Data listing

• • • • •

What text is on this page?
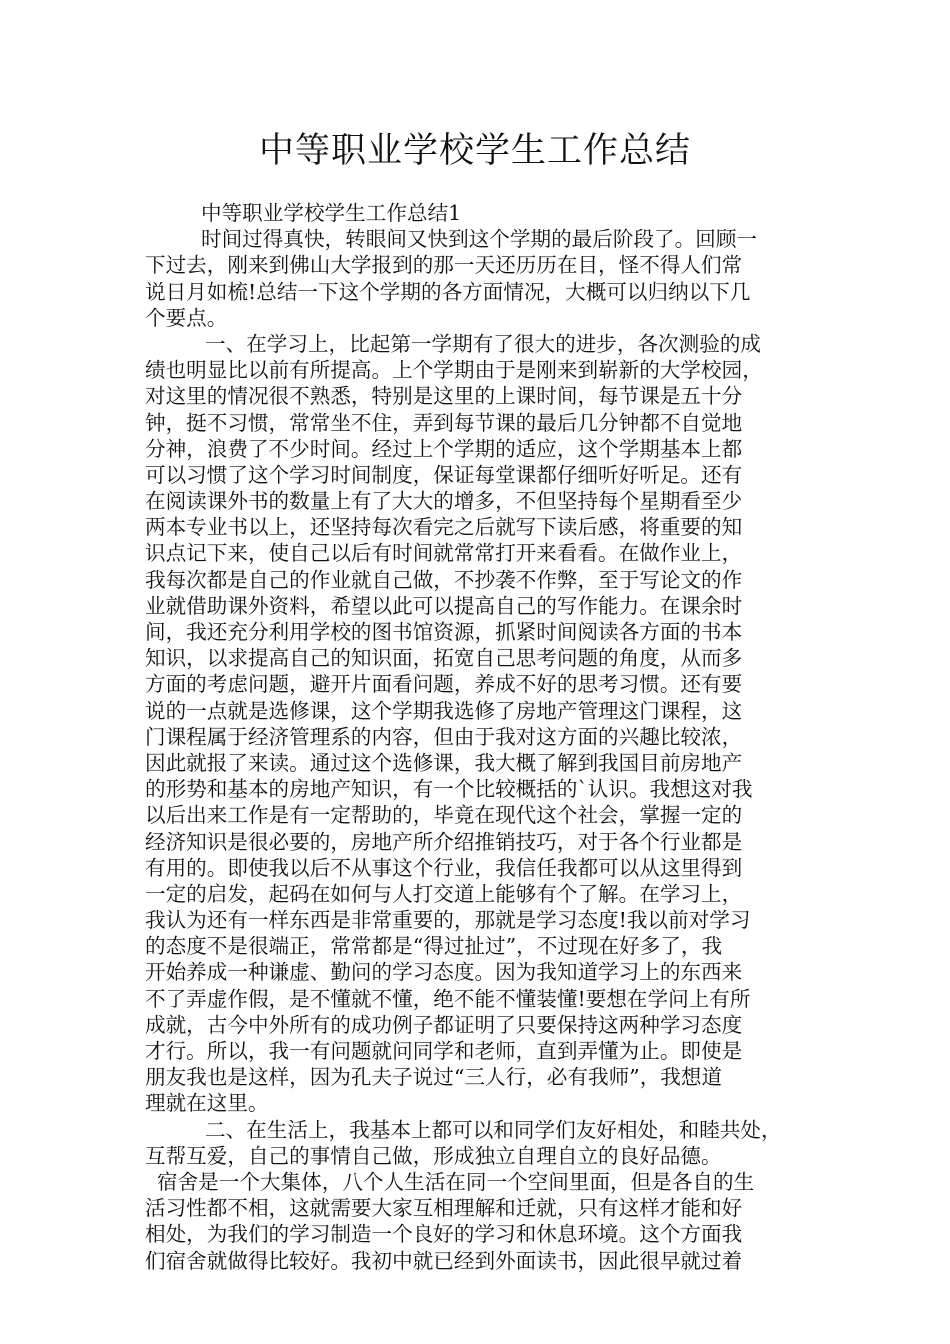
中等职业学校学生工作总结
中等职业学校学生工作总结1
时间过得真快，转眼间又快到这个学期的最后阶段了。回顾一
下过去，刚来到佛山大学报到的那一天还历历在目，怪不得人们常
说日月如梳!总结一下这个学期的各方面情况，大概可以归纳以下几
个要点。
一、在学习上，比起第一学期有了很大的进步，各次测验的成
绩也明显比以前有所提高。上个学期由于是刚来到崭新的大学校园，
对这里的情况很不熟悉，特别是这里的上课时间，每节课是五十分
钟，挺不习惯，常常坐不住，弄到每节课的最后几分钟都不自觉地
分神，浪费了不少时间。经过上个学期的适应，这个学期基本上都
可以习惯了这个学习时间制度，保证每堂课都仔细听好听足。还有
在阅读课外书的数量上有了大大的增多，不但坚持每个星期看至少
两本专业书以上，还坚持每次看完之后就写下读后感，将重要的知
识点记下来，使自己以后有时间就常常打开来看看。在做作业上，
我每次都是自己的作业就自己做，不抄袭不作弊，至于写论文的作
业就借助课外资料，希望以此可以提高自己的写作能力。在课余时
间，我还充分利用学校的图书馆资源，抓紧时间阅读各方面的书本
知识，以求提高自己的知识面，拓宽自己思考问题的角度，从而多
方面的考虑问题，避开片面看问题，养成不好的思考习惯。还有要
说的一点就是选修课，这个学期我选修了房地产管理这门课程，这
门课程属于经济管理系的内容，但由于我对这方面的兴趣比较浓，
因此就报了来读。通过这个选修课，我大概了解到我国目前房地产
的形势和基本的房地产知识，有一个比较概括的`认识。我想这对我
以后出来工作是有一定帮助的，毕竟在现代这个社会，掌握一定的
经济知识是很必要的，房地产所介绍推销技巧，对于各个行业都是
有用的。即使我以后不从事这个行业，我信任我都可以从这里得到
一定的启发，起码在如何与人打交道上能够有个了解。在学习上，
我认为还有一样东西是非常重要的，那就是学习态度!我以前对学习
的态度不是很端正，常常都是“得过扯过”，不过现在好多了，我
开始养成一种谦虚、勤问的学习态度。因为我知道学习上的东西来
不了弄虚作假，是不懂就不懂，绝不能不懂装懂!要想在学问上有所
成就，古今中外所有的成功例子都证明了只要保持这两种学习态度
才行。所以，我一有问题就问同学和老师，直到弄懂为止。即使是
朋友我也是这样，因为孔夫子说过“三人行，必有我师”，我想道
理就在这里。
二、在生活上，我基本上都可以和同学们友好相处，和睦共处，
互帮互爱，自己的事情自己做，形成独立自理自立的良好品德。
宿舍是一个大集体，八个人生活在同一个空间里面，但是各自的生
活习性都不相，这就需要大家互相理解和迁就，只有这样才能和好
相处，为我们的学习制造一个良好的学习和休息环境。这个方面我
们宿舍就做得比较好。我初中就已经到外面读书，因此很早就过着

• • • • •

# Work to be completed
All of the entries above should be duplicated exactly, except for the pictures.

# Response to this exercise
What text is on this page?
中等职业学校学生工作总结
中等职业学校学生工作总结1
时间过得真快，转眼间又快到这个学期的最后阶段了。回顾一
下过去，刚来到佛山大学报到的那一天还历历在目，怪不得人们常
说日月如梳!总结一下这个学期的各方面情况，大概可以归纳以下几
个要点。
一、在学习上，比起第一学期有了很大的进步，各次测验的成
绩也明显比以前有所提高。上个学期由于是刚来到崭新的大学校园，
对这里的情况很不熟悉，特别是这里的上课时间，每节课是五十分
钟，挺不习惯，常常坐不住，弄到每节课的最后几分钟都不自觉地
分神，浪费了不少时间。经过上个学期的适应，这个学期基本上都
可以习惯了这个学习时间制度，保证每堂课都仔细听好听足。还有
在阅读课外书的数量上有了大大的增多，不但坚持每个星期看至少
两本专业书以上，还坚持每次看完之后就写下读后感，将重要的知
识点记下来，使自己以后有时间就常常打开来看看。在做作业上，
我每次都是自己的作业就自己做，不抄袭不作弊，至于写论文的作
业就借助课外资料，希望以此可以提高自己的写作能力。在课余时
间，我还充分利用学校的图书馆资源，抓紧时间阅读各方面的书本
知识，以求提高自己的知识面，拓宽自己思考问题的角度，从而多
方面的考虑问题，避开片面看问题，养成不好的思考习惯。还有要
说的一点就是选修课，这个学期我选修了房地产管理这门课程，这
门课程属于经济管理系的内容，但由于我对这方面的兴趣比较浓，
因此就报了来读。通过这个选修课，我大概了解到我国目前房地产
的形势和基本的房地产知识，有一个比较概括的`认识。我想这对我
以后出来工作是有一定帮助的，毕竟在现代这个社会，掌握一定的
经济知识是很必要的，房地产所介绍推销技巧，对于各个行业都是
有用的。即使我以后不从事这个行业，我信任我都可以从这里得到
一定的启发，起码在如何与人打交道上能够有个了解。在学习上，
我认为还有一样东西是非常重要的，那就是学习态度!我以前对学习
的态度不是很端正，常常都是“得过扯过”，不过现在好多了，我
开始养成一种谦虚、勤问的学习态度。因为我知道学习上的东西来
不了弄虚作假，是不懂就不懂，绝不能不懂装懂!要想在学问上有所
成就，古今中外所有的成功例子都证明了只要保持这两种学习态度
才行。所以，我一有问题就问同学和老师，直到弄懂为止。即使是
朋友我也是这样，因为孔夫子说过“三人行，必有我师”，我想道
理就在这里。
二、在生活上，我基本上都可以和同学们友好相处，和睦共处，
互帮互爱，自己的事情自己做，形成独立自理自立的良好品德。
宿舍是一个大集体，八个人生活在同一个空间里面，但是各自的生
活习性都不相，这就需要大家互相理解和迁就，只有这样才能和好
相处，为我们的学习制造一个良好的学习和休息环境。这个方面我
们宿舍就做得比较好。我初中就已经到外面读书，因此很早就过着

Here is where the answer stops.